• Task to complete: Pictures do not belong in the copy; quote every entry below exactly.

+ + + + + + +

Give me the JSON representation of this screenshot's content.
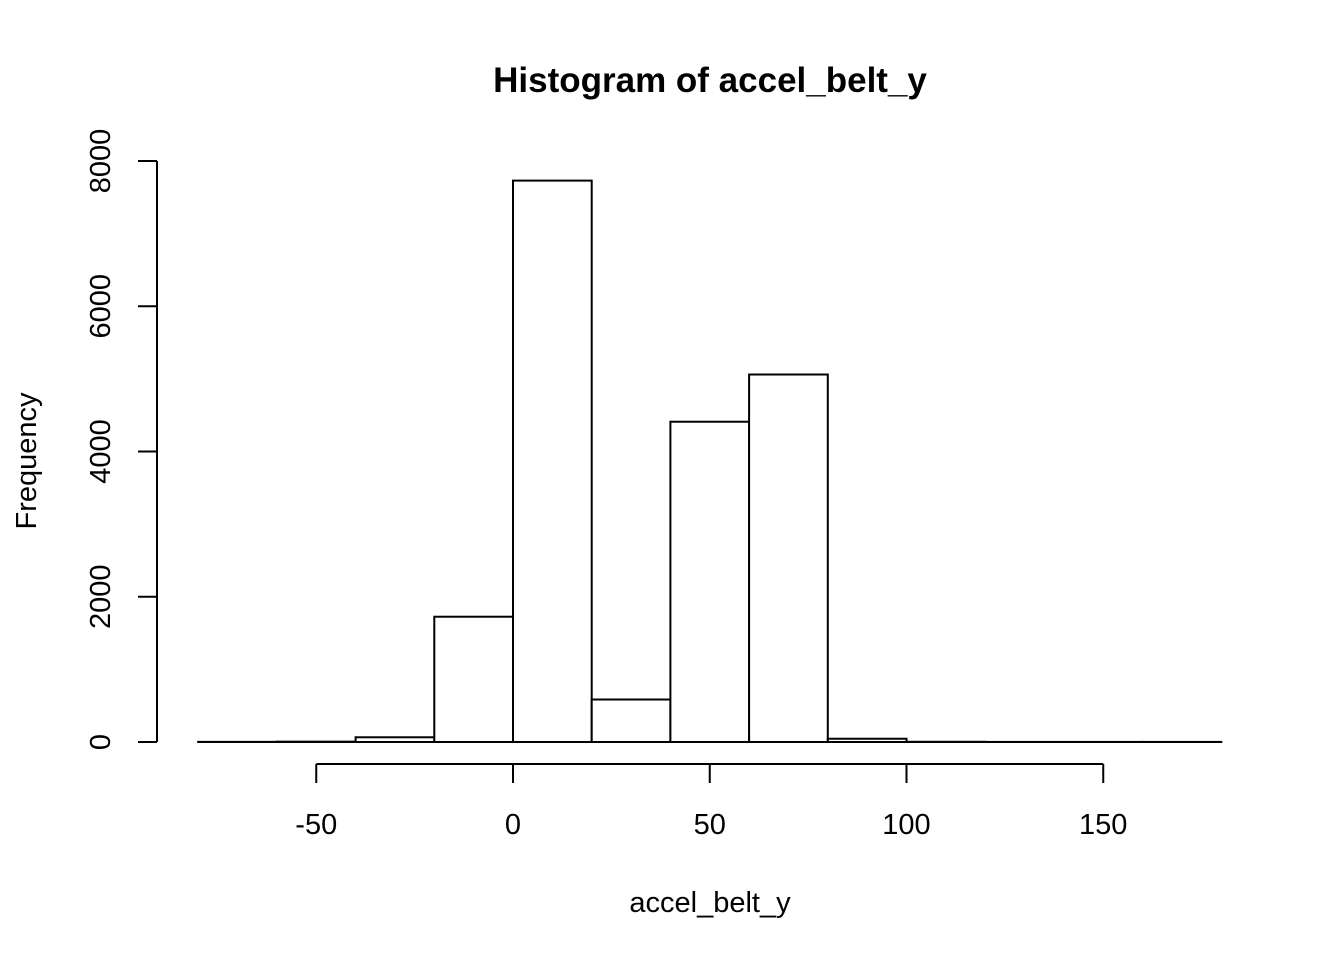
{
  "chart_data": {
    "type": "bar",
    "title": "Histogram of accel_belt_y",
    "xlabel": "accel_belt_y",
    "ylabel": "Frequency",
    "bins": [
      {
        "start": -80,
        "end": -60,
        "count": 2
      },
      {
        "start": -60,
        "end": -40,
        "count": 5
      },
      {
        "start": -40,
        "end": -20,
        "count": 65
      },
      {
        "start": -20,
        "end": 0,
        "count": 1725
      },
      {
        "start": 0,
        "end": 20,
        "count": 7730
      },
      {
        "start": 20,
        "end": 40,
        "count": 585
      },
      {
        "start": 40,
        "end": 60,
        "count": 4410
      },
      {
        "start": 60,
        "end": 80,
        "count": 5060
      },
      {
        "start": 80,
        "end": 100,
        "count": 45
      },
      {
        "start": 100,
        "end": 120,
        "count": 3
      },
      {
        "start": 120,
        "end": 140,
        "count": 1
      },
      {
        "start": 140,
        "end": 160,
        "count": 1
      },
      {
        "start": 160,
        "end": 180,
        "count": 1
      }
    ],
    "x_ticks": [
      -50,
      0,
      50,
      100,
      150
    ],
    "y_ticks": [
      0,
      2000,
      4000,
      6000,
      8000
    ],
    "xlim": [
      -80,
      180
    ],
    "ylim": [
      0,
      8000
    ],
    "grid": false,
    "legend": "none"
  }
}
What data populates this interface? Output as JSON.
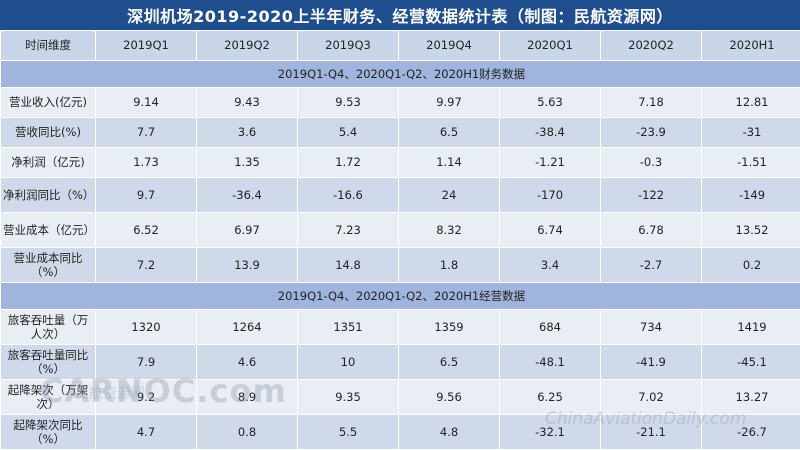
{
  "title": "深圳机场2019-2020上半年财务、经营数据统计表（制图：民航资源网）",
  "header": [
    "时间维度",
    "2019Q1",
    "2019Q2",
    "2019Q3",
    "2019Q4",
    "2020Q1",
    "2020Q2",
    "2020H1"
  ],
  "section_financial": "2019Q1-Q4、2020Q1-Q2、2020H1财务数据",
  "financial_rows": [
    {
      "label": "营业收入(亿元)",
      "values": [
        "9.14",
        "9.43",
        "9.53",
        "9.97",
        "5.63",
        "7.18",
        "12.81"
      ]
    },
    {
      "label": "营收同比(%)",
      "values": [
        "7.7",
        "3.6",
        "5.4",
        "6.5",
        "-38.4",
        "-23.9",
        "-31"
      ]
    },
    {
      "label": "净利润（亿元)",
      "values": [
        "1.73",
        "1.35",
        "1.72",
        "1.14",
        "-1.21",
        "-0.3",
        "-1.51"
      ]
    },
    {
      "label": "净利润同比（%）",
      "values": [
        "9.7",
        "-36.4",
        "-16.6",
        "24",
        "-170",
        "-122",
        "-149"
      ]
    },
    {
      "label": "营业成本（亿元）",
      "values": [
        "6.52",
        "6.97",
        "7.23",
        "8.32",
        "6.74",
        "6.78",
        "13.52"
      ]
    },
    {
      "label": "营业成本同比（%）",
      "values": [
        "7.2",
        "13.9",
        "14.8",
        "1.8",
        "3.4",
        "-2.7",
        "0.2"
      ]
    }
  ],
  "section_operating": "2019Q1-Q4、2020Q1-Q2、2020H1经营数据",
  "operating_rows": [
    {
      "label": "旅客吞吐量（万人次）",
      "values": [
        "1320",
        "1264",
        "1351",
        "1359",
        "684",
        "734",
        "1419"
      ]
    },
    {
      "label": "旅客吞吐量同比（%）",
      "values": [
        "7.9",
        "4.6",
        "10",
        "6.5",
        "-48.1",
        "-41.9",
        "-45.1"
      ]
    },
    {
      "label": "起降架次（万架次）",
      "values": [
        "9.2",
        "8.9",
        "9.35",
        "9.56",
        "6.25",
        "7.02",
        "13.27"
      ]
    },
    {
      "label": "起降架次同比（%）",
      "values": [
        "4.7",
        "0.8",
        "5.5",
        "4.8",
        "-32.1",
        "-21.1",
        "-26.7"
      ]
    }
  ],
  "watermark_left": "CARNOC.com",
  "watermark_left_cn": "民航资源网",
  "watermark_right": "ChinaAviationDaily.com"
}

+ + + + + + +

• Exercise result:
Give me the JSON representation of this screenshot's content.
{
  "chart_data": {
    "type": "bar",
    "title": "Histogram of accel_belt_y",
    "xlabel": "accel_belt_y",
    "ylabel": "Frequency",
    "bins": [
      {
        "start": -80,
        "end": -60,
        "count": 2
      },
      {
        "start": -60,
        "end": -40,
        "count": 5
      },
      {
        "start": -40,
        "end": -20,
        "count": 65
      },
      {
        "start": -20,
        "end": 0,
        "count": 1725
      },
      {
        "start": 0,
        "end": 20,
        "count": 7730
      },
      {
        "start": 20,
        "end": 40,
        "count": 585
      },
      {
        "start": 40,
        "end": 60,
        "count": 4410
      },
      {
        "start": 60,
        "end": 80,
        "count": 5060
      },
      {
        "start": 80,
        "end": 100,
        "count": 45
      },
      {
        "start": 100,
        "end": 120,
        "count": 3
      },
      {
        "start": 120,
        "end": 140,
        "count": 1
      },
      {
        "start": 140,
        "end": 160,
        "count": 1
      },
      {
        "start": 160,
        "end": 180,
        "count": 1
      }
    ],
    "x_ticks": [
      -50,
      0,
      50,
      100,
      150
    ],
    "y_ticks": [
      0,
      2000,
      4000,
      6000,
      8000
    ],
    "xlim": [
      -80,
      180
    ],
    "ylim": [
      0,
      8000
    ],
    "grid": false,
    "legend": "none"
  }
}
What data populates this interface? Output as JSON.
{
  "title": "深圳机场2019-2020上半年财务、经营数据统计表（制图：民航资源网）",
  "header": [
    "时间维度",
    "2019Q1",
    "2019Q2",
    "2019Q3",
    "2019Q4",
    "2020Q1",
    "2020Q2",
    "2020H1"
  ],
  "section_financial": "2019Q1-Q4、2020Q1-Q2、2020H1财务数据",
  "financial_rows": [
    {
      "label": "营业收入(亿元)",
      "values": [
        "9.14",
        "9.43",
        "9.53",
        "9.97",
        "5.63",
        "7.18",
        "12.81"
      ]
    },
    {
      "label": "营收同比(%)",
      "values": [
        "7.7",
        "3.6",
        "5.4",
        "6.5",
        "-38.4",
        "-23.9",
        "-31"
      ]
    },
    {
      "label": "净利润（亿元)",
      "values": [
        "1.73",
        "1.35",
        "1.72",
        "1.14",
        "-1.21",
        "-0.3",
        "-1.51"
      ]
    },
    {
      "label": "净利润同比（%）",
      "values": [
        "9.7",
        "-36.4",
        "-16.6",
        "24",
        "-170",
        "-122",
        "-149"
      ]
    },
    {
      "label": "营业成本（亿元）",
      "values": [
        "6.52",
        "6.97",
        "7.23",
        "8.32",
        "6.74",
        "6.78",
        "13.52"
      ]
    },
    {
      "label": "营业成本同比（%）",
      "values": [
        "7.2",
        "13.9",
        "14.8",
        "1.8",
        "3.4",
        "-2.7",
        "0.2"
      ]
    }
  ],
  "section_operating": "2019Q1-Q4、2020Q1-Q2、2020H1经营数据",
  "operating_rows": [
    {
      "label": "旅客吞吐量（万人次）",
      "values": [
        "1320",
        "1264",
        "1351",
        "1359",
        "684",
        "734",
        "1419"
      ]
    },
    {
      "label": "旅客吞吐量同比（%）",
      "values": [
        "7.9",
        "4.6",
        "10",
        "6.5",
        "-48.1",
        "-41.9",
        "-45.1"
      ]
    },
    {
      "label": "起降架次（万架次）",
      "values": [
        "9.2",
        "8.9",
        "9.35",
        "9.56",
        "6.25",
        "7.02",
        "13.27"
      ]
    },
    {
      "label": "起降架次同比（%）",
      "values": [
        "4.7",
        "0.8",
        "5.5",
        "4.8",
        "-32.1",
        "-21.1",
        "-26.7"
      ]
    }
  ],
  "watermark_left": "CARNOC.com",
  "watermark_left_cn": "民航资源网",
  "watermark_right": "ChinaAviationDaily.com"
}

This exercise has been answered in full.